> [Stored entries]
# # # # #
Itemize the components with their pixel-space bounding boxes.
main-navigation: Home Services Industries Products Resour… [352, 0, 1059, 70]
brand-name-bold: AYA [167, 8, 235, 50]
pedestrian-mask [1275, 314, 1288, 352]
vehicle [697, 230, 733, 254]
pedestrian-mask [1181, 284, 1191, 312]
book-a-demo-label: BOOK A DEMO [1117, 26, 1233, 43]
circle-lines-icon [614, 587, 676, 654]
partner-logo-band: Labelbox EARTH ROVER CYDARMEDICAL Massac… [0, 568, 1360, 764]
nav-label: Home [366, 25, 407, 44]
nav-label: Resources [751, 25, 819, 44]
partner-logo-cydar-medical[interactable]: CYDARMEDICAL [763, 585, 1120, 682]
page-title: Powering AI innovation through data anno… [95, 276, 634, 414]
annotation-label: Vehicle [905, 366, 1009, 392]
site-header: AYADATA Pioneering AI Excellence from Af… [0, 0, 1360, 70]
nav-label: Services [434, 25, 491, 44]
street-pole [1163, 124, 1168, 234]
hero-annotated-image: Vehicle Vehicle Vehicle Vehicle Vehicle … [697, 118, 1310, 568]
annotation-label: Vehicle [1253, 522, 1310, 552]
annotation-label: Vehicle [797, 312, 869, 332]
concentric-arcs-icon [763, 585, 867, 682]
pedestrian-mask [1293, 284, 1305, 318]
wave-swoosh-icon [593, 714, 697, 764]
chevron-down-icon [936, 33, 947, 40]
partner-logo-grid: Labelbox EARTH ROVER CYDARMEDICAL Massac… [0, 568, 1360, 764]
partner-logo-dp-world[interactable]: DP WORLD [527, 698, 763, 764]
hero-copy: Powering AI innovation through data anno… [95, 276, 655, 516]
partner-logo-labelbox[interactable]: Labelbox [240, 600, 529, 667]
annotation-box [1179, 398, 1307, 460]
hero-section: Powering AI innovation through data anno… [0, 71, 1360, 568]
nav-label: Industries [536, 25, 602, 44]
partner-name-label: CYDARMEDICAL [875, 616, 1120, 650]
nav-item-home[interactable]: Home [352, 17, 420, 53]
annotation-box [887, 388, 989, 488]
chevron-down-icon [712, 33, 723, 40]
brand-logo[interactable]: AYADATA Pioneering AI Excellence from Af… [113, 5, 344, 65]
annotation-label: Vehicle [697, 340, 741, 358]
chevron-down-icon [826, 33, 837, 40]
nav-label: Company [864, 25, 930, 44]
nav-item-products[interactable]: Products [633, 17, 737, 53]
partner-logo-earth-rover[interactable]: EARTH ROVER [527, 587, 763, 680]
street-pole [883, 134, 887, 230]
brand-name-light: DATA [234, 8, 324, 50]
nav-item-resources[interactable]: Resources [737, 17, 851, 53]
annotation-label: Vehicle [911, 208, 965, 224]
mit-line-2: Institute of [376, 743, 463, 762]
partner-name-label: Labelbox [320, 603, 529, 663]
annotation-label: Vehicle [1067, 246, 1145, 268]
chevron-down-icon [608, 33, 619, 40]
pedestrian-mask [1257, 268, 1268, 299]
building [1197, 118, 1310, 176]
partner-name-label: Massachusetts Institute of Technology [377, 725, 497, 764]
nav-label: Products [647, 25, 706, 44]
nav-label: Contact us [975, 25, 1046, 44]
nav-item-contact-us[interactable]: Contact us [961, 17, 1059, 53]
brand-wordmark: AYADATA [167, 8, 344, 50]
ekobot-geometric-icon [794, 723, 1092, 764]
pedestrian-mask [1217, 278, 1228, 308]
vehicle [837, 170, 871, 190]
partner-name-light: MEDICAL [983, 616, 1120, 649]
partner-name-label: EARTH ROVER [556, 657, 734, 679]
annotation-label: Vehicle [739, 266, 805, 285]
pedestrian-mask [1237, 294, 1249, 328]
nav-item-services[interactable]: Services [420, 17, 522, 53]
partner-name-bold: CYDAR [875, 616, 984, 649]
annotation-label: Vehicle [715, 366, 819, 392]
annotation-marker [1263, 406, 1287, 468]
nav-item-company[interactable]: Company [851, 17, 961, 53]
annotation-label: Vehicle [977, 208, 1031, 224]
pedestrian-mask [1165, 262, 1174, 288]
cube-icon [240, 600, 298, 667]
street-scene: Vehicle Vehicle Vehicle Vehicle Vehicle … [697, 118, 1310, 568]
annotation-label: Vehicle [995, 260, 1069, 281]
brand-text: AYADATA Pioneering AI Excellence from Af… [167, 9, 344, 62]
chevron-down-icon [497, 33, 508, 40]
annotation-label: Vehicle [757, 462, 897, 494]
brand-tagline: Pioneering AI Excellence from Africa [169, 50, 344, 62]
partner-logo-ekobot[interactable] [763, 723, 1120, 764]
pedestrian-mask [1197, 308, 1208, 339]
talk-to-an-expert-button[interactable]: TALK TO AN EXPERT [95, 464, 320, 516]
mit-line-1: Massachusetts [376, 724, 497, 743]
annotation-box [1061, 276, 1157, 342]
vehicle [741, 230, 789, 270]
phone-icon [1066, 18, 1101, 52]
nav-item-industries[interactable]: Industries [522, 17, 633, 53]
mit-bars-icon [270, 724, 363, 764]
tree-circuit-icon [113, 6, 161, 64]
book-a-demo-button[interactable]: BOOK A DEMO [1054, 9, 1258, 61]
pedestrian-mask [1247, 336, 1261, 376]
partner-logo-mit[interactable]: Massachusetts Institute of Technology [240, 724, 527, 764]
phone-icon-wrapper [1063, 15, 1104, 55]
# # # # #
> [Task details]
Set down all of the lines above exactly as they appear, without any change.

> [Result below]
Itemize the components with their pixel-space bounding boxes.
main-navigation: Home Services Industries Products Resour… [352, 0, 1059, 70]
brand-name-bold: AYA [167, 8, 235, 50]
pedestrian-mask [1275, 314, 1288, 352]
vehicle [697, 230, 733, 254]
pedestrian-mask [1181, 284, 1191, 312]
book-a-demo-label: BOOK A DEMO [1117, 26, 1233, 43]
circle-lines-icon [614, 587, 676, 654]
partner-logo-band: Labelbox EARTH ROVER CYDARMEDICAL Massac… [0, 568, 1360, 764]
nav-label: Home [366, 25, 407, 44]
nav-label: Resources [751, 25, 819, 44]
partner-logo-cydar-medical[interactable]: CYDARMEDICAL [763, 585, 1120, 682]
page-title: Powering AI innovation through data anno… [95, 276, 634, 414]
annotation-label: Vehicle [905, 366, 1009, 392]
site-header: AYADATA Pioneering AI Excellence from Af… [0, 0, 1360, 70]
nav-label: Services [434, 25, 491, 44]
street-pole [1163, 124, 1168, 234]
hero-annotated-image: Vehicle Vehicle Vehicle Vehicle Vehicle … [697, 118, 1310, 568]
annotation-label: Vehicle [1253, 522, 1310, 552]
annotation-label: Vehicle [797, 312, 869, 332]
concentric-arcs-icon [763, 585, 867, 682]
pedestrian-mask [1293, 284, 1305, 318]
wave-swoosh-icon [593, 714, 697, 764]
chevron-down-icon [936, 33, 947, 40]
partner-logo-grid: Labelbox EARTH ROVER CYDARMEDICAL Massac… [0, 568, 1360, 764]
partner-logo-dp-world[interactable]: DP WORLD [527, 698, 763, 764]
hero-copy: Powering AI innovation through data anno… [95, 276, 655, 516]
partner-logo-labelbox[interactable]: Labelbox [240, 600, 529, 667]
annotation-box [1179, 398, 1307, 460]
hero-section: Powering AI innovation through data anno… [0, 71, 1360, 568]
nav-label: Industries [536, 25, 602, 44]
partner-name-label: CYDARMEDICAL [875, 616, 1120, 650]
nav-item-home[interactable]: Home [352, 17, 420, 53]
annotation-box [887, 388, 989, 488]
chevron-down-icon [712, 33, 723, 40]
brand-logo[interactable]: AYADATA Pioneering AI Excellence from Af… [113, 5, 344, 65]
annotation-label: Vehicle [697, 340, 741, 358]
chevron-down-icon [826, 33, 837, 40]
nav-label: Company [864, 25, 930, 44]
nav-item-products[interactable]: Products [633, 17, 737, 53]
partner-logo-earth-rover[interactable]: EARTH ROVER [527, 587, 763, 680]
street-pole [883, 134, 887, 230]
brand-name-light: DATA [234, 8, 324, 50]
nav-item-resources[interactable]: Resources [737, 17, 851, 53]
annotation-label: Vehicle [911, 208, 965, 224]
mit-line-2: Institute of [376, 743, 463, 762]
partner-name-label: Labelbox [320, 603, 529, 663]
annotation-label: Vehicle [1067, 246, 1145, 268]
chevron-down-icon [608, 33, 619, 40]
pedestrian-mask [1257, 268, 1268, 299]
building [1197, 118, 1310, 176]
partner-name-label: Massachusetts Institute of Technology [377, 725, 497, 764]
nav-label: Products [647, 25, 706, 44]
nav-label: Contact us [975, 25, 1046, 44]
nav-item-contact-us[interactable]: Contact us [961, 17, 1059, 53]
brand-wordmark: AYADATA [167, 8, 344, 50]
ekobot-geometric-icon [794, 723, 1092, 764]
pedestrian-mask [1217, 278, 1228, 308]
vehicle [837, 170, 871, 190]
partner-name-light: MEDICAL [983, 616, 1120, 649]
partner-name-label: EARTH ROVER [556, 657, 734, 679]
annotation-label: Vehicle [739, 266, 805, 285]
pedestrian-mask [1237, 294, 1249, 328]
nav-item-services[interactable]: Services [420, 17, 522, 53]
partner-name-bold: CYDAR [875, 616, 984, 649]
annotation-label: Vehicle [715, 366, 819, 392]
annotation-marker [1263, 406, 1287, 468]
nav-item-company[interactable]: Company [851, 17, 961, 53]
annotation-label: Vehicle [977, 208, 1031, 224]
pedestrian-mask [1165, 262, 1174, 288]
cube-icon [240, 600, 298, 667]
street-scene: Vehicle Vehicle Vehicle Vehicle Vehicle … [697, 118, 1310, 568]
annotation-label: Vehicle [995, 260, 1069, 281]
brand-text: AYADATA Pioneering AI Excellence from Af… [167, 9, 344, 62]
chevron-down-icon [497, 33, 508, 40]
annotation-label: Vehicle [757, 462, 897, 494]
brand-tagline: Pioneering AI Excellence from Africa [169, 50, 344, 62]
partner-logo-ekobot[interactable] [763, 723, 1120, 764]
pedestrian-mask [1197, 308, 1208, 339]
talk-to-an-expert-button[interactable]: TALK TO AN EXPERT [95, 464, 320, 516]
mit-line-1: Massachusetts [376, 724, 497, 743]
annotation-box [1061, 276, 1157, 342]
vehicle [741, 230, 789, 270]
phone-icon [1066, 18, 1101, 52]
nav-item-industries[interactable]: Industries [522, 17, 633, 53]
mit-bars-icon [270, 724, 363, 764]
tree-circuit-icon [113, 6, 161, 64]
book-a-demo-button[interactable]: BOOK A DEMO [1054, 9, 1258, 61]
pedestrian-mask [1247, 336, 1261, 376]
partner-logo-mit[interactable]: Massachusetts Institute of Technology [240, 724, 527, 764]
phone-icon-wrapper [1063, 15, 1104, 55]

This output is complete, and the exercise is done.